**PROBLEM TO WORK ON:** Exactly repeat the material, dropping every picture from the copy.

**DATA TO PROCESS:**
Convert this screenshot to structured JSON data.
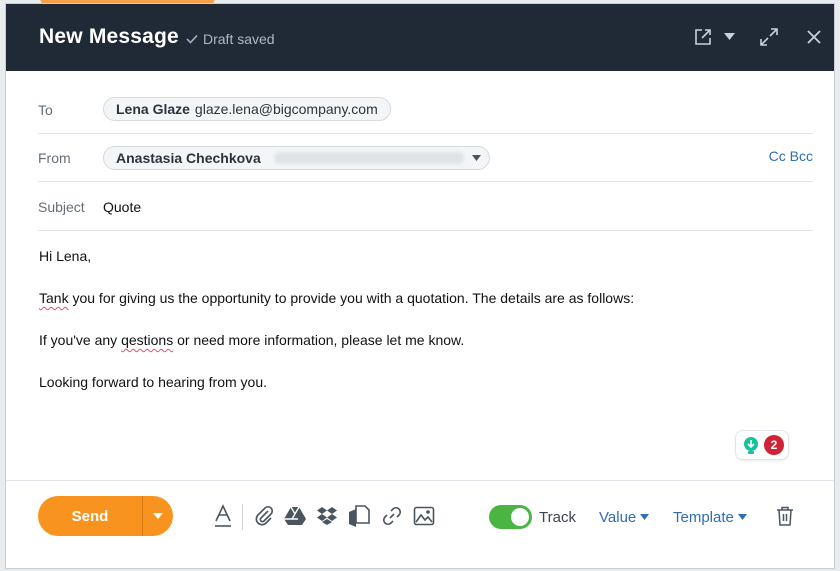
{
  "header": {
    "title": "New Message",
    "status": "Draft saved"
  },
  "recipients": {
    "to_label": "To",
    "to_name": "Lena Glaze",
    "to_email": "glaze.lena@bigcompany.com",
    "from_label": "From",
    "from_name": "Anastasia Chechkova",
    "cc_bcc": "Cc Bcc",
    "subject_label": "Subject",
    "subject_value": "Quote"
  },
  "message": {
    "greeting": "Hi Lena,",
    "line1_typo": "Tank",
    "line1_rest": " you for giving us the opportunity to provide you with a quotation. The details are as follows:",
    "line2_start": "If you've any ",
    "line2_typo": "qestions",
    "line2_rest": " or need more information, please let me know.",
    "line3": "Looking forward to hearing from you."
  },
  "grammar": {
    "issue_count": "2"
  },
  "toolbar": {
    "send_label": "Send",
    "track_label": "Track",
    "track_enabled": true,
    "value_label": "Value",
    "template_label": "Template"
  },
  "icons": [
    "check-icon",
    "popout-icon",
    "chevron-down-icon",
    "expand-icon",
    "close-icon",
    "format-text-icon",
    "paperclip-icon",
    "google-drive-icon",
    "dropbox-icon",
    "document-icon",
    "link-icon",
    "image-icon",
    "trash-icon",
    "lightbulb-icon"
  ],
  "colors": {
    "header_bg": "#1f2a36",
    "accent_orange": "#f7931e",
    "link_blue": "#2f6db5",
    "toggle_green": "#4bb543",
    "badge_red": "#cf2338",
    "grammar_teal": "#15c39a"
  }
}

**EXERCISE SOLUTION:**
Convert this screenshot to structured JSON data.
{
  "header": {
    "title": "New Message",
    "status": "Draft saved"
  },
  "recipients": {
    "to_label": "To",
    "to_name": "Lena Glaze",
    "to_email": "glaze.lena@bigcompany.com",
    "from_label": "From",
    "from_name": "Anastasia Chechkova",
    "cc_bcc": "Cc Bcc",
    "subject_label": "Subject",
    "subject_value": "Quote"
  },
  "message": {
    "greeting": "Hi Lena,",
    "line1_typo": "Tank",
    "line1_rest": " you for giving us the opportunity to provide you with a quotation. The details are as follows:",
    "line2_start": "If you've any ",
    "line2_typo": "qestions",
    "line2_rest": " or need more information, please let me know.",
    "line3": "Looking forward to hearing from you."
  },
  "grammar": {
    "issue_count": "2"
  },
  "toolbar": {
    "send_label": "Send",
    "track_label": "Track",
    "track_enabled": true,
    "value_label": "Value",
    "template_label": "Template"
  },
  "icons": [
    "check-icon",
    "popout-icon",
    "chevron-down-icon",
    "expand-icon",
    "close-icon",
    "format-text-icon",
    "paperclip-icon",
    "google-drive-icon",
    "dropbox-icon",
    "document-icon",
    "link-icon",
    "image-icon",
    "trash-icon",
    "lightbulb-icon"
  ],
  "colors": {
    "header_bg": "#1f2a36",
    "accent_orange": "#f7931e",
    "link_blue": "#2f6db5",
    "toggle_green": "#4bb543",
    "badge_red": "#cf2338",
    "grammar_teal": "#15c39a"
  }
}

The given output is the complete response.